TASK STATEMENT: Print the items from the line containing "avatar[interactable] bbox=[1576, 25, 1596, 47]" through the line containing "find-button[interactable]: ⚲ 查找" exactly as they appear, with both end lines included.

RECORDS TO USE:
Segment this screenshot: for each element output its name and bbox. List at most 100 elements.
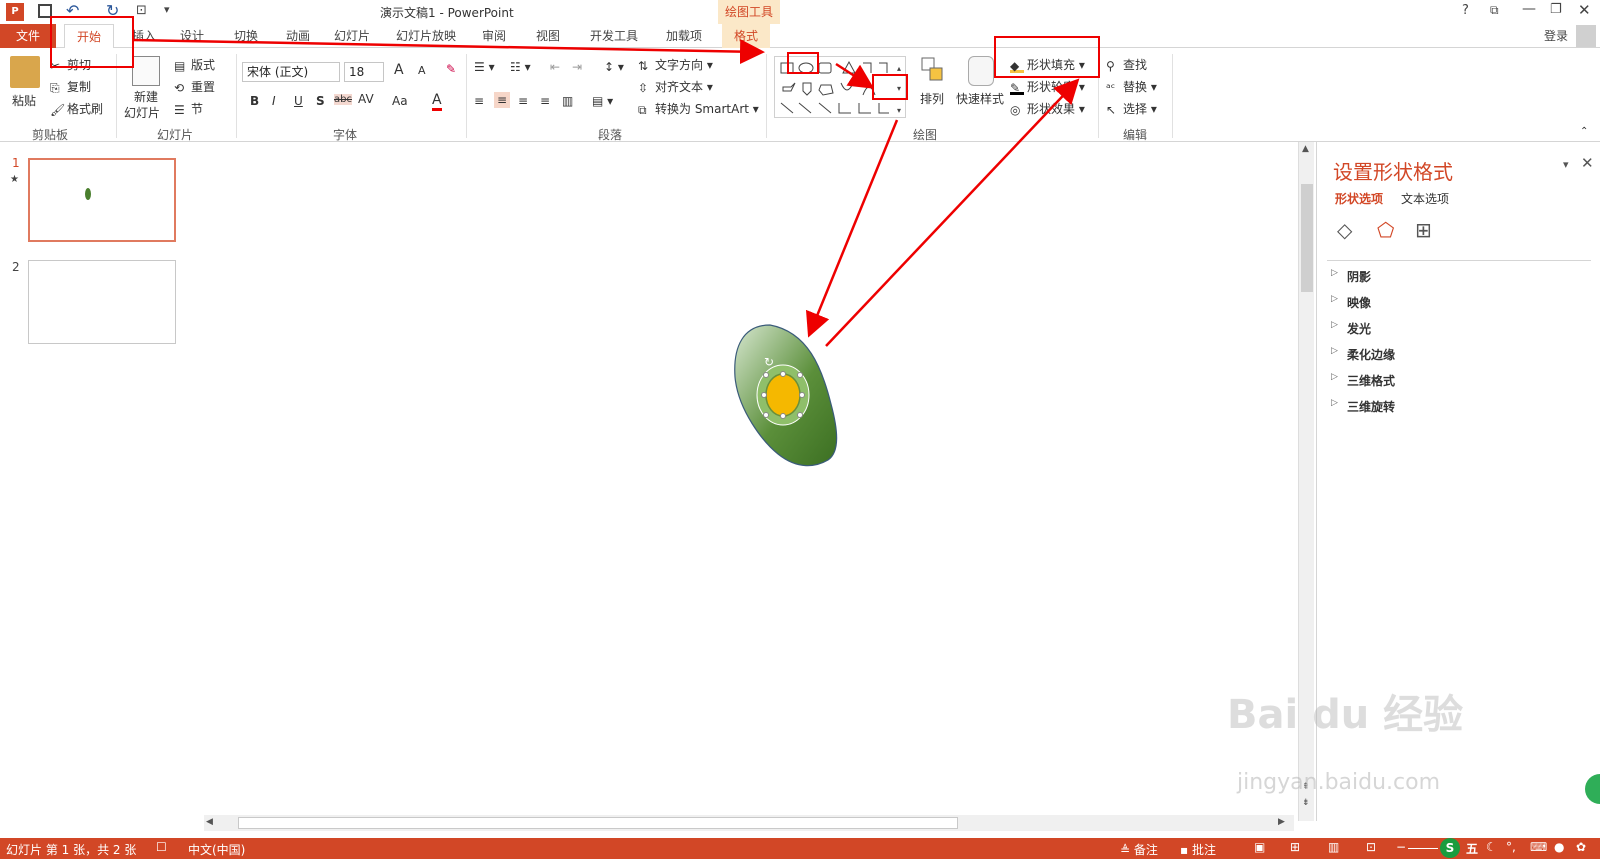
avatar[interactable] bbox=[1576, 25, 1596, 47]
next-slide-icon[interactable]: ⇟ bbox=[1302, 798, 1310, 808]
reset-button[interactable]: ⟲ 重置 bbox=[174, 78, 215, 95]
keyboard-icon[interactable]: ⌨ bbox=[1530, 840, 1547, 854]
reading-view-icon[interactable]: ▥ bbox=[1328, 840, 1339, 854]
language-indicator[interactable]: 中文(中国) bbox=[188, 841, 245, 858]
numbering-icon[interactable]: ☷ ▾ bbox=[510, 60, 531, 74]
customize-qat-icon[interactable]: ▾ bbox=[164, 3, 170, 16]
effects-pentagon-icon[interactable]: ⬠ bbox=[1377, 218, 1394, 242]
justify-icon[interactable]: ≡ bbox=[540, 94, 550, 108]
comments-button[interactable]: ▪ 批注 bbox=[1180, 841, 1216, 858]
find-button[interactable]: ⚲ 查找 bbox=[1106, 56, 1147, 73]
slide-sorter-icon[interactable]: ⊞ bbox=[1290, 840, 1300, 854]
italic-button[interactable]: I bbox=[272, 94, 276, 108]
change-case-button[interactable]: Aa bbox=[392, 94, 408, 108]
align-center-icon[interactable]: ≡ bbox=[494, 92, 511, 108]
shadow-button[interactable]: S bbox=[316, 94, 325, 108]
align-text-button[interactable]: ⇳ 对齐文本 ▾ bbox=[638, 78, 713, 95]
new-slide-icon[interactable] bbox=[132, 56, 160, 86]
slide-thumbnail-2[interactable] bbox=[28, 260, 176, 344]
tab-design[interactable]: 设计 bbox=[174, 24, 210, 48]
tab-format[interactable]: 格式 bbox=[722, 24, 770, 48]
section-button[interactable]: ☰ 节 bbox=[174, 100, 203, 117]
tab-view[interactable]: 视图 bbox=[530, 24, 566, 48]
smartart-button[interactable]: ⧉ 转换为 SmartArt ▾ bbox=[638, 100, 759, 117]
scroll-left-icon[interactable]: ◀ bbox=[206, 817, 213, 827]
copy-button[interactable]: ⎘ 复制 bbox=[50, 78, 91, 95]
horizontal-scroll-thumb[interactable] bbox=[238, 817, 958, 829]
login-link[interactable]: 登录 bbox=[1544, 27, 1568, 44]
tab-transitions[interactable]: 切换 bbox=[228, 24, 264, 48]
user-icon[interactable]: ● bbox=[1554, 840, 1564, 854]
tab-addins[interactable]: 加载项 bbox=[660, 24, 708, 48]
yellow-ellipse-shape[interactable] bbox=[765, 373, 801, 417]
format-painter-button[interactable]: 🖌 格式刷 bbox=[50, 100, 103, 117]
font-name-combo[interactable]: 宋体 (正文) bbox=[242, 62, 340, 82]
scroll-right-icon[interactable]: ▶ bbox=[1278, 817, 1285, 827]
arrange-icon[interactable] bbox=[920, 56, 946, 86]
ribbon-display-options-icon[interactable]: ⧉ bbox=[1490, 3, 1499, 18]
section-3d-rotation[interactable]: 三维旋转 bbox=[1331, 398, 1395, 415]
skin-icon[interactable]: ✿ bbox=[1576, 840, 1586, 854]
paste-button[interactable]: 粘贴 bbox=[12, 92, 36, 109]
size-properties-icon[interactable]: ⊞ bbox=[1415, 218, 1432, 242]
replace-button[interactable]: ᵃᶜ 替换 ▾ bbox=[1106, 78, 1157, 95]
sogou-ime-icon[interactable]: S bbox=[1440, 838, 1460, 858]
minimize-button[interactable]: — bbox=[1522, 1, 1536, 17]
horizontal-scrollbar[interactable]: ◀ ▶ bbox=[204, 815, 1294, 831]
punctuation-icon[interactable]: °, bbox=[1506, 840, 1516, 854]
clear-format-icon[interactable]: ✎ bbox=[446, 62, 456, 76]
scroll-up-icon[interactable]: ▲ bbox=[1302, 144, 1309, 154]
font-size-combo[interactable]: 18 bbox=[344, 62, 384, 82]
pane-close-icon[interactable]: ✕ bbox=[1581, 154, 1594, 172]
zoom-out-icon[interactable]: − bbox=[1396, 840, 1406, 854]
section-shadow[interactable]: 阴影 bbox=[1331, 268, 1371, 285]
tab-text-options[interactable]: 文本选项 bbox=[1401, 190, 1449, 207]
slide-canvas[interactable]: ↻ bbox=[198, 142, 1294, 821]
decrease-indent-icon[interactable]: ⇤ bbox=[550, 60, 560, 74]
align-left-icon[interactable]: ≡ bbox=[474, 94, 484, 108]
moon-icon[interactable]: ☾ bbox=[1486, 840, 1497, 854]
tab-shape-options[interactable]: 形状选项 bbox=[1335, 190, 1383, 207]
zoom-slider[interactable] bbox=[1408, 848, 1438, 849]
strikethrough-button[interactable]: abc bbox=[334, 94, 352, 105]
increase-indent-icon[interactable]: ⇥ bbox=[572, 60, 582, 74]
text-direction-button[interactable]: ⇅ 文字方向 ▾ bbox=[638, 56, 713, 73]
shape-outline-button[interactable]: ✎ 形状轮廓 ▾ bbox=[1010, 78, 1085, 95]
bullets-icon[interactable]: ☰ ▾ bbox=[474, 60, 495, 74]
notes-button[interactable]: ≜ 备注 bbox=[1120, 841, 1158, 858]
distribute-icon[interactable]: ▥ bbox=[562, 94, 573, 108]
spellcheck-icon[interactable]: ☐ bbox=[156, 840, 167, 854]
quick-styles-button[interactable]: 快速样式 bbox=[956, 90, 1004, 107]
new-slide-label-2[interactable]: 幻灯片 bbox=[124, 104, 160, 121]
select-button[interactable]: ↖ 选择 ▾ bbox=[1106, 100, 1157, 117]
new-slide-label-1[interactable]: 新建 bbox=[134, 88, 158, 105]
tab-slideshow[interactable]: 幻灯片放映 bbox=[390, 24, 462, 48]
help-button[interactable]: ? bbox=[1462, 3, 1469, 18]
slide-thumbnail-1[interactable] bbox=[28, 158, 176, 242]
tab-file[interactable]: 文件 bbox=[0, 24, 56, 48]
pane-options-icon[interactable]: ▾ bbox=[1563, 158, 1569, 171]
tab-animations[interactable]: 动画 bbox=[280, 24, 316, 48]
quick-styles-icon[interactable] bbox=[968, 56, 994, 86]
grow-font-button[interactable]: A bbox=[394, 62, 404, 78]
start-slideshow-icon[interactable]: ⊡ bbox=[136, 3, 147, 18]
font-color-button[interactable]: A bbox=[432, 92, 442, 111]
section-reflection[interactable]: 映像 bbox=[1331, 294, 1371, 311]
columns-icon[interactable]: ▤ ▾ bbox=[592, 94, 613, 108]
paste-icon[interactable] bbox=[10, 56, 40, 88]
arrange-button[interactable]: 排列 bbox=[920, 90, 944, 107]
shape-effects-button[interactable]: ◎ 形状效果 ▾ bbox=[1010, 100, 1085, 117]
floating-badge-icon[interactable] bbox=[1585, 774, 1600, 804]
char-spacing-button[interactable]: AV bbox=[358, 92, 374, 106]
close-button[interactable]: ✕ bbox=[1578, 1, 1591, 19]
ime-mode[interactable]: 五 bbox=[1466, 840, 1478, 857]
underline-button[interactable]: U bbox=[294, 94, 303, 108]
restore-button[interactable]: ❐ bbox=[1550, 2, 1562, 17]
line-spacing-icon[interactable]: ↕ ▾ bbox=[604, 60, 624, 74]
slideshow-view-icon[interactable]: ⊡ bbox=[1366, 840, 1376, 854]
tab-developer[interactable]: 开发工具 bbox=[584, 24, 644, 48]
section-3d-format[interactable]: 三维格式 bbox=[1331, 372, 1395, 389]
fill-line-icon[interactable]: ◇ bbox=[1337, 218, 1352, 242]
layout-button[interactable]: ▤ 版式 bbox=[174, 56, 215, 73]
align-right-icon[interactable]: ≡ bbox=[518, 94, 528, 108]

RESPONSE FOR THIS EXERCISE:
avatar[interactable] bbox=[1576, 25, 1596, 47]
next-slide-icon[interactable]: ⇟ bbox=[1302, 798, 1310, 808]
reset-button[interactable]: ⟲ 重置 bbox=[174, 78, 215, 95]
keyboard-icon[interactable]: ⌨ bbox=[1530, 840, 1547, 854]
reading-view-icon[interactable]: ▥ bbox=[1328, 840, 1339, 854]
language-indicator[interactable]: 中文(中国) bbox=[188, 841, 245, 858]
numbering-icon[interactable]: ☷ ▾ bbox=[510, 60, 531, 74]
customize-qat-icon[interactable]: ▾ bbox=[164, 3, 170, 16]
effects-pentagon-icon[interactable]: ⬠ bbox=[1377, 218, 1394, 242]
justify-icon[interactable]: ≡ bbox=[540, 94, 550, 108]
comments-button[interactable]: ▪ 批注 bbox=[1180, 841, 1216, 858]
find-button[interactable]: ⚲ 查找 bbox=[1106, 56, 1147, 73]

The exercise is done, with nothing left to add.